WHAT YOU ARE ASKED TO DO
An exact copy of every record is needed, with the pictures left out.

***

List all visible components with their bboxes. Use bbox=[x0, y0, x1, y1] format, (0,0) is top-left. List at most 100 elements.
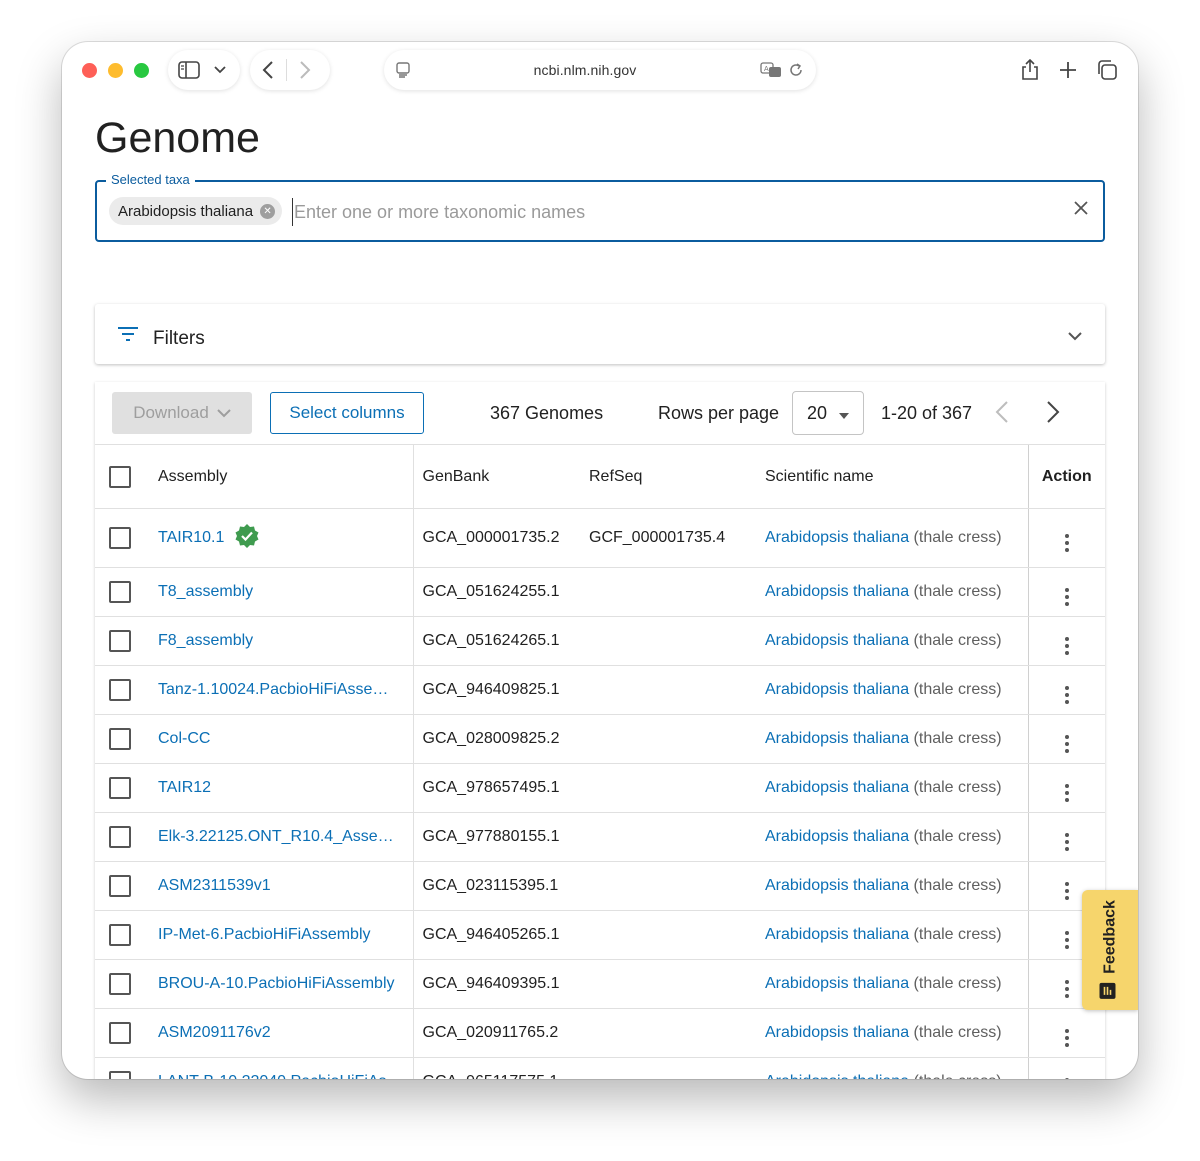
row-checkbox[interactable] bbox=[109, 826, 131, 848]
kebab-icon[interactable] bbox=[1064, 832, 1069, 851]
previous-page-icon[interactable] bbox=[995, 400, 1009, 429]
taxa-input[interactable] bbox=[292, 198, 1052, 226]
kebab-icon[interactable] bbox=[1064, 685, 1069, 704]
forward-icon[interactable] bbox=[299, 61, 311, 79]
header-scientific-name[interactable]: Scientific name bbox=[765, 444, 1028, 509]
assembly-link[interactable]: Col-CC bbox=[158, 730, 210, 748]
row-select-cell bbox=[95, 861, 158, 911]
scientific-name-cell: Arabidopsis thaliana (thale cress) bbox=[765, 861, 1028, 911]
clear-icon[interactable] bbox=[1073, 200, 1089, 221]
scientific-name-link[interactable]: Arabidopsis thaliana bbox=[765, 730, 909, 747]
row-checkbox[interactable] bbox=[109, 1071, 131, 1079]
kebab-icon[interactable] bbox=[1064, 1028, 1069, 1047]
genbank-cell: GCA_023115395.1 bbox=[413, 861, 589, 911]
kebab-icon[interactable] bbox=[1064, 1077, 1069, 1079]
share-icon[interactable] bbox=[1020, 59, 1040, 81]
common-name: (thale cress) bbox=[913, 779, 1002, 796]
next-page-icon[interactable] bbox=[1046, 400, 1060, 429]
row-select-cell bbox=[95, 1057, 158, 1079]
chip-remove-icon[interactable]: ✕ bbox=[260, 203, 276, 219]
taxon-chip[interactable]: Arabidopsis thaliana ✕ bbox=[109, 197, 283, 225]
filters-panel[interactable]: Filters bbox=[95, 304, 1105, 364]
kebab-icon[interactable] bbox=[1064, 636, 1069, 655]
scientific-name-link[interactable]: Arabidopsis thaliana bbox=[765, 926, 909, 943]
common-name: (thale cress) bbox=[913, 828, 1002, 845]
row-checkbox[interactable] bbox=[109, 630, 131, 652]
chevron-down-icon[interactable] bbox=[1067, 328, 1083, 346]
zoom-window-button[interactable] bbox=[134, 63, 149, 78]
kebab-icon[interactable] bbox=[1064, 930, 1069, 949]
select-all-checkbox[interactable] bbox=[109, 465, 131, 488]
assembly-link[interactable]: Tanz-1.10024.PacbioHiFiAsse… bbox=[158, 681, 388, 699]
assembly-link[interactable]: ASM2091176v2 bbox=[158, 1024, 271, 1042]
new-tab-icon[interactable] bbox=[1058, 59, 1078, 81]
common-name: (thale cress) bbox=[913, 975, 1002, 992]
back-icon[interactable] bbox=[262, 61, 274, 79]
action-cell bbox=[1027, 508, 1105, 568]
kebab-icon[interactable] bbox=[1064, 783, 1069, 802]
reload-icon[interactable] bbox=[788, 62, 804, 78]
header-select-all bbox=[95, 444, 158, 509]
scientific-name-link[interactable]: Arabidopsis thaliana bbox=[765, 975, 909, 992]
tabs-icon[interactable] bbox=[1096, 59, 1118, 81]
sidebar-icon[interactable] bbox=[178, 61, 200, 79]
assembly-link[interactable]: LANT-B-10.22040.PacbioHiFiAs… bbox=[158, 1073, 403, 1079]
refseq-cell bbox=[589, 1008, 765, 1058]
kebab-icon[interactable] bbox=[1064, 587, 1069, 606]
row-checkbox[interactable] bbox=[109, 1022, 131, 1044]
kebab-icon[interactable] bbox=[1064, 734, 1069, 753]
kebab-icon[interactable] bbox=[1064, 979, 1069, 998]
assembly-link[interactable]: IP-Met-6.PacbioHiFiAssembly bbox=[158, 926, 371, 944]
assembly-cell: BROU-A-10.PacbioHiFiAssembly bbox=[158, 959, 414, 1009]
assembly-link[interactable]: Elk-3.22125.ONT_R10.4_Asse… bbox=[158, 828, 394, 846]
assembly-link[interactable]: F8_assembly bbox=[158, 632, 253, 650]
taxa-search-field[interactable]: Selected taxa Arabidopsis thaliana ✕ bbox=[95, 172, 1105, 242]
translate-icon[interactable]: A bbox=[760, 62, 782, 78]
scientific-name-link[interactable]: Arabidopsis thaliana bbox=[765, 828, 909, 845]
header-refseq[interactable]: RefSeq bbox=[589, 444, 765, 509]
assembly-link[interactable]: TAIR12 bbox=[158, 779, 211, 797]
scientific-name-link[interactable]: Arabidopsis thaliana bbox=[765, 583, 909, 600]
row-select-cell bbox=[95, 812, 158, 862]
scientific-name-link[interactable]: Arabidopsis thaliana bbox=[765, 681, 909, 698]
header-genbank[interactable]: GenBank bbox=[413, 444, 589, 509]
row-checkbox[interactable] bbox=[109, 728, 131, 750]
table-body: TAIR10.1 GCA_000001735.2 GCF_000001735.4… bbox=[95, 508, 1105, 1079]
header-assembly[interactable]: Assembly bbox=[158, 444, 414, 509]
action-cell bbox=[1027, 567, 1105, 617]
address-bar[interactable]: ncbi.nlm.nih.gov A bbox=[384, 50, 816, 90]
select-columns-button[interactable]: Select columns bbox=[270, 392, 424, 434]
scientific-name-link[interactable]: Arabidopsis thaliana bbox=[765, 632, 909, 649]
row-checkbox[interactable] bbox=[109, 875, 131, 897]
row-checkbox[interactable] bbox=[109, 777, 131, 799]
close-window-button[interactable] bbox=[82, 63, 97, 78]
row-checkbox[interactable] bbox=[109, 581, 131, 603]
rows-per-page-select[interactable]: 20 bbox=[792, 391, 864, 435]
scientific-name-link[interactable]: Arabidopsis thaliana bbox=[765, 779, 909, 796]
scientific-name-link[interactable]: Arabidopsis thaliana bbox=[765, 529, 909, 546]
rows-per-page-value: 20 bbox=[807, 402, 828, 423]
row-checkbox[interactable] bbox=[109, 973, 131, 995]
download-button[interactable]: Download bbox=[112, 392, 252, 434]
row-checkbox[interactable] bbox=[109, 679, 131, 701]
assembly-link[interactable]: TAIR10.1 bbox=[158, 529, 224, 547]
kebab-icon[interactable] bbox=[1064, 881, 1069, 900]
scientific-name-link[interactable]: Arabidopsis thaliana bbox=[765, 1073, 909, 1079]
scientific-name-cell: Arabidopsis thaliana (thale cress) bbox=[765, 508, 1028, 568]
row-select-cell bbox=[95, 616, 158, 666]
scientific-name-cell: Arabidopsis thaliana (thale cress) bbox=[765, 812, 1028, 862]
reader-icon[interactable] bbox=[396, 62, 410, 78]
kebab-icon[interactable] bbox=[1064, 533, 1069, 552]
feedback-button[interactable]: Feedback bbox=[1082, 890, 1138, 1010]
assembly-link[interactable]: BROU-A-10.PacbioHiFiAssembly bbox=[158, 975, 395, 993]
row-checkbox[interactable] bbox=[109, 924, 131, 946]
browser-window: ncbi.nlm.nih.gov A Genome Selected taxa … bbox=[62, 42, 1138, 1079]
scientific-name-link[interactable]: Arabidopsis thaliana bbox=[765, 877, 909, 894]
assembly-link[interactable]: ASM2311539v1 bbox=[158, 877, 271, 895]
scientific-name-link[interactable]: Arabidopsis thaliana bbox=[765, 1024, 909, 1041]
chevron-down-icon[interactable] bbox=[214, 66, 226, 74]
assembly-link[interactable]: T8_assembly bbox=[158, 583, 253, 601]
minimize-window-button[interactable] bbox=[108, 63, 123, 78]
row-checkbox[interactable] bbox=[109, 527, 131, 549]
table-row: TAIR10.1 GCA_000001735.2 GCF_000001735.4… bbox=[95, 508, 1105, 568]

***

RESULT OF THIS TASK
List all visible components with their bboxes. Use bbox=[x0, y0, x1, y1] format, (0,0) is top-left. List at most 100 elements.
row-checkbox[interactable] bbox=[109, 826, 131, 848]
kebab-icon[interactable] bbox=[1064, 832, 1069, 851]
previous-page-icon[interactable] bbox=[995, 400, 1009, 429]
taxa-input[interactable] bbox=[292, 198, 1052, 226]
kebab-icon[interactable] bbox=[1064, 685, 1069, 704]
forward-icon[interactable] bbox=[299, 61, 311, 79]
header-scientific-name[interactable]: Scientific name bbox=[765, 444, 1028, 509]
assembly-link[interactable]: Col-CC bbox=[158, 730, 210, 748]
row-select-cell bbox=[95, 861, 158, 911]
scientific-name-cell: Arabidopsis thaliana (thale cress) bbox=[765, 861, 1028, 911]
clear-icon[interactable] bbox=[1073, 200, 1089, 221]
scientific-name-link[interactable]: Arabidopsis thaliana bbox=[765, 730, 909, 747]
row-checkbox[interactable] bbox=[109, 1071, 131, 1079]
kebab-icon[interactable] bbox=[1064, 1028, 1069, 1047]
genbank-cell: GCA_023115395.1 bbox=[413, 861, 589, 911]
kebab-icon[interactable] bbox=[1064, 1077, 1069, 1079]
share-icon[interactable] bbox=[1020, 59, 1040, 81]
common-name: (thale cress) bbox=[913, 779, 1002, 796]
next-page-icon[interactable] bbox=[1046, 400, 1060, 429]
row-select-cell bbox=[95, 1057, 158, 1079]
chip-remove-icon[interactable]: ✕ bbox=[260, 203, 276, 219]
taxon-chip[interactable]: Arabidopsis thaliana ✕ bbox=[109, 197, 283, 225]
filters-panel[interactable]: Filters bbox=[95, 304, 1105, 364]
kebab-icon[interactable] bbox=[1064, 636, 1069, 655]
scientific-name-link[interactable]: Arabidopsis thaliana bbox=[765, 926, 909, 943]
common-name: (thale cress) bbox=[913, 828, 1002, 845]
row-checkbox[interactable] bbox=[109, 630, 131, 652]
chevron-down-icon[interactable] bbox=[1067, 328, 1083, 346]
zoom-window-button[interactable] bbox=[134, 63, 149, 78]
kebab-icon[interactable] bbox=[1064, 930, 1069, 949]
select-all-checkbox[interactable] bbox=[109, 465, 131, 488]
assembly-link[interactable]: Tanz-1.10024.PacbioHiFiAsse… bbox=[158, 681, 388, 699]
assembly-link[interactable]: ASM2091176v2 bbox=[158, 1024, 271, 1042]
new-tab-icon[interactable] bbox=[1058, 59, 1078, 81]
common-name: (thale cress) bbox=[913, 975, 1002, 992]
back-icon[interactable] bbox=[262, 61, 274, 79]
action-cell bbox=[1027, 508, 1105, 568]
kebab-icon[interactable] bbox=[1064, 783, 1069, 802]
reload-icon[interactable] bbox=[788, 62, 804, 78]
header-select-all bbox=[95, 444, 158, 509]
scientific-name-link[interactable]: Arabidopsis thaliana bbox=[765, 975, 909, 992]
tabs-icon[interactable] bbox=[1096, 59, 1118, 81]
sidebar-icon[interactable] bbox=[178, 61, 200, 79]
assembly-link[interactable]: LANT-B-10.22040.PacbioHiFiAs… bbox=[158, 1073, 403, 1079]
refseq-cell bbox=[589, 1008, 765, 1058]
kebab-icon[interactable] bbox=[1064, 587, 1069, 606]
row-checkbox[interactable] bbox=[109, 1022, 131, 1044]
kebab-icon[interactable] bbox=[1064, 734, 1069, 753]
kebab-icon[interactable] bbox=[1064, 979, 1069, 998]
assembly-link[interactable]: IP-Met-6.PacbioHiFiAssembly bbox=[158, 926, 371, 944]
assembly-cell: BROU-A-10.PacbioHiFiAssembly bbox=[158, 959, 414, 1009]
assembly-link[interactable]: Elk-3.22125.ONT_R10.4_Asse… bbox=[158, 828, 394, 846]
assembly-link[interactable]: F8_assembly bbox=[158, 632, 253, 650]
taxa-search-field[interactable]: Selected taxa Arabidopsis thaliana ✕ bbox=[95, 172, 1105, 242]
translate-icon[interactable]: A bbox=[760, 62, 782, 78]
scientific-name-link[interactable]: Arabidopsis thaliana bbox=[765, 828, 909, 845]
header-refseq[interactable]: RefSeq bbox=[589, 444, 765, 509]
assembly-link[interactable]: TAIR12 bbox=[158, 779, 211, 797]
scientific-name-link[interactable]: Arabidopsis thaliana bbox=[765, 583, 909, 600]
row-select-cell bbox=[95, 812, 158, 862]
scientific-name-link[interactable]: Arabidopsis thaliana bbox=[765, 681, 909, 698]
header-genbank[interactable]: GenBank bbox=[413, 444, 589, 509]
row-checkbox[interactable] bbox=[109, 728, 131, 750]
table-body: TAIR10.1 GCA_000001735.2 GCF_000001735.4… bbox=[95, 508, 1105, 1079]
header-assembly[interactable]: Assembly bbox=[158, 444, 414, 509]
action-cell bbox=[1027, 567, 1105, 617]
address-bar[interactable]: ncbi.nlm.nih.gov A bbox=[384, 50, 816, 90]
select-columns-button[interactable]: Select columns bbox=[270, 392, 424, 434]
scientific-name-link[interactable]: Arabidopsis thaliana bbox=[765, 632, 909, 649]
row-checkbox[interactable] bbox=[109, 875, 131, 897]
row-checkbox[interactable] bbox=[109, 777, 131, 799]
close-window-button[interactable] bbox=[82, 63, 97, 78]
row-checkbox[interactable] bbox=[109, 581, 131, 603]
rows-per-page-select[interactable]: 20 bbox=[792, 391, 864, 435]
scientific-name-link[interactable]: Arabidopsis thaliana bbox=[765, 779, 909, 796]
scientific-name-link[interactable]: Arabidopsis thaliana bbox=[765, 529, 909, 546]
rows-per-page-value: 20 bbox=[807, 402, 828, 423]
row-checkbox[interactable] bbox=[109, 973, 131, 995]
download-button[interactable]: Download bbox=[112, 392, 252, 434]
row-checkbox[interactable] bbox=[109, 679, 131, 701]
assembly-link[interactable]: TAIR10.1 bbox=[158, 529, 224, 547]
kebab-icon[interactable] bbox=[1064, 881, 1069, 900]
scientific-name-link[interactable]: Arabidopsis thaliana bbox=[765, 1073, 909, 1079]
scientific-name-cell: Arabidopsis thaliana (thale cress) bbox=[765, 508, 1028, 568]
row-select-cell bbox=[95, 616, 158, 666]
scientific-name-cell: Arabidopsis thaliana (thale cress) bbox=[765, 812, 1028, 862]
reader-icon[interactable] bbox=[396, 62, 410, 78]
kebab-icon[interactable] bbox=[1064, 533, 1069, 552]
feedback-button[interactable]: Feedback bbox=[1082, 890, 1138, 1010]
assembly-link[interactable]: BROU-A-10.PacbioHiFiAssembly bbox=[158, 975, 395, 993]
row-checkbox[interactable] bbox=[109, 924, 131, 946]
browser-window: ncbi.nlm.nih.gov A Genome Selected taxa … bbox=[62, 42, 1138, 1079]
scientific-name-link[interactable]: Arabidopsis thaliana bbox=[765, 877, 909, 894]
assembly-link[interactable]: ASM2311539v1 bbox=[158, 877, 271, 895]
scientific-name-link[interactable]: Arabidopsis thaliana bbox=[765, 1024, 909, 1041]
chevron-down-icon[interactable] bbox=[214, 66, 226, 74]
assembly-link[interactable]: T8_assembly bbox=[158, 583, 253, 601]
minimize-window-button[interactable] bbox=[108, 63, 123, 78]
row-checkbox[interactable] bbox=[109, 527, 131, 549]
table-row: TAIR10.1 GCA_000001735.2 GCF_000001735.4… bbox=[95, 508, 1105, 568]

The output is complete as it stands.